THE TASK:
Each record is to be transcribed exactly.

Recorded data
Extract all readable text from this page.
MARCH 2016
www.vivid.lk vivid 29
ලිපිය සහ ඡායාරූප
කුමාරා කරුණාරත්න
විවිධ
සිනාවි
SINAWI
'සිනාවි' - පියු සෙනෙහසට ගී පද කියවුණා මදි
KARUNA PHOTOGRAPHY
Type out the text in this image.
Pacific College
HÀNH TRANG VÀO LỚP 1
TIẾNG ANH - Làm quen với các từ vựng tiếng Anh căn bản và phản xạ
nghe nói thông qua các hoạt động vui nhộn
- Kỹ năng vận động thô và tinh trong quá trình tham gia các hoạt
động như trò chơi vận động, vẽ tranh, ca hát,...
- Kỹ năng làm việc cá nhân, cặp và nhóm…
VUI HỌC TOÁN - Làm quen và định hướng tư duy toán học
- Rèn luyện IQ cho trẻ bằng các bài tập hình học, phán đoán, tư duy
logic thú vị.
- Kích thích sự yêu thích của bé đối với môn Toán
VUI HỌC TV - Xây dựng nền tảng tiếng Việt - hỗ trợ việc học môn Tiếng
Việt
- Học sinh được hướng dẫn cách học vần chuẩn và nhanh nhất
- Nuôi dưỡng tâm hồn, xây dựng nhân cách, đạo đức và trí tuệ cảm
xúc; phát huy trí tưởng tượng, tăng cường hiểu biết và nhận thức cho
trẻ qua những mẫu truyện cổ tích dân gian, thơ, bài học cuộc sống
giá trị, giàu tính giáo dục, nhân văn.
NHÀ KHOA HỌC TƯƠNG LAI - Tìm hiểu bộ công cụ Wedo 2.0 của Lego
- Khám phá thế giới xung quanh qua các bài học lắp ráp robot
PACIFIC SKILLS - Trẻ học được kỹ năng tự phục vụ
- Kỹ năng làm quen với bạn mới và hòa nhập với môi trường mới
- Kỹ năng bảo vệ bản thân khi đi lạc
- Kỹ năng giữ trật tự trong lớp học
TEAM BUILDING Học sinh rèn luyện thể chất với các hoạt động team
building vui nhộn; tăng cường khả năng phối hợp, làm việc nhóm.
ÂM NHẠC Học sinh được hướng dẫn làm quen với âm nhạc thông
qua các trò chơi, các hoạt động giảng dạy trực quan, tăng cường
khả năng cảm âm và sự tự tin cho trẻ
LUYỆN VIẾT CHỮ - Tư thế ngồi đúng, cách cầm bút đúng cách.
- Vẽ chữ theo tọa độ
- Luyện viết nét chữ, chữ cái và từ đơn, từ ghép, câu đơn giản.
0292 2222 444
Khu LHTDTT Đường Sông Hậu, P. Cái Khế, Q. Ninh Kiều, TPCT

FINAL ANSWER:
Extract all readable text from this page.
MARCH 2016
www.vivid.lk vivid 29
ලිපිය සහ ඡායාරූප
කුමාරා කරුණාරත්න
විවිධ
සිනාවි
SINAWI
'සිනාවි' - පියු සෙනෙහසට ගී පද කියවුණා මදි
KARUNA PHOTOGRAPHY
Type out the text in this image.
Pacific College
HÀNH TRANG VÀO LỚP 1
TIẾNG ANH - Làm quen với các từ vựng tiếng Anh căn bản và phản xạ
nghe nói thông qua các hoạt động vui nhộn
- Kỹ năng vận động thô và tinh trong quá trình tham gia các hoạt
động như trò chơi vận động, vẽ tranh, ca hát,...
- Kỹ năng làm việc cá nhân, cặp và nhóm…
VUI HỌC TOÁN - Làm quen và định hướng tư duy toán học
- Rèn luyện IQ cho trẻ bằng các bài tập hình học, phán đoán, tư duy
logic thú vị.
- Kích thích sự yêu thích của bé đối với môn Toán
VUI HỌC TV - Xây dựng nền tảng tiếng Việt - hỗ trợ việc học môn Tiếng
Việt
- Học sinh được hướng dẫn cách học vần chuẩn và nhanh nhất
- Nuôi dưỡng tâm hồn, xây dựng nhân cách, đạo đức và trí tuệ cảm
xúc; phát huy trí tưởng tượng, tăng cường hiểu biết và nhận thức cho
trẻ qua những mẫu truyện cổ tích dân gian, thơ, bài học cuộc sống
giá trị, giàu tính giáo dục, nhân văn.
NHÀ KHOA HỌC TƯƠNG LAI - Tìm hiểu bộ công cụ Wedo 2.0 của Lego
- Khám phá thế giới xung quanh qua các bài học lắp ráp robot
PACIFIC SKILLS - Trẻ học được kỹ năng tự phục vụ
- Kỹ năng làm quen với bạn mới và hòa nhập với môi trường mới
- Kỹ năng bảo vệ bản thân khi đi lạc
- Kỹ năng giữ trật tự trong lớp học
TEAM BUILDING Học sinh rèn luyện thể chất với các hoạt động team
building vui nhộn; tăng cường khả năng phối hợp, làm việc nhóm.
ÂM NHẠC Học sinh được hướng dẫn làm quen với âm nhạc thông
qua các trò chơi, các hoạt động giảng dạy trực quan, tăng cường
khả năng cảm âm và sự tự tin cho trẻ
LUYỆN VIẾT CHỮ - Tư thế ngồi đúng, cách cầm bút đúng cách.
- Vẽ chữ theo tọa độ
- Luyện viết nét chữ, chữ cái và từ đơn, từ ghép, câu đơn giản.
0292 2222 444
Khu LHTDTT Đường Sông Hậu, P. Cái Khế, Q. Ninh Kiều, TPCT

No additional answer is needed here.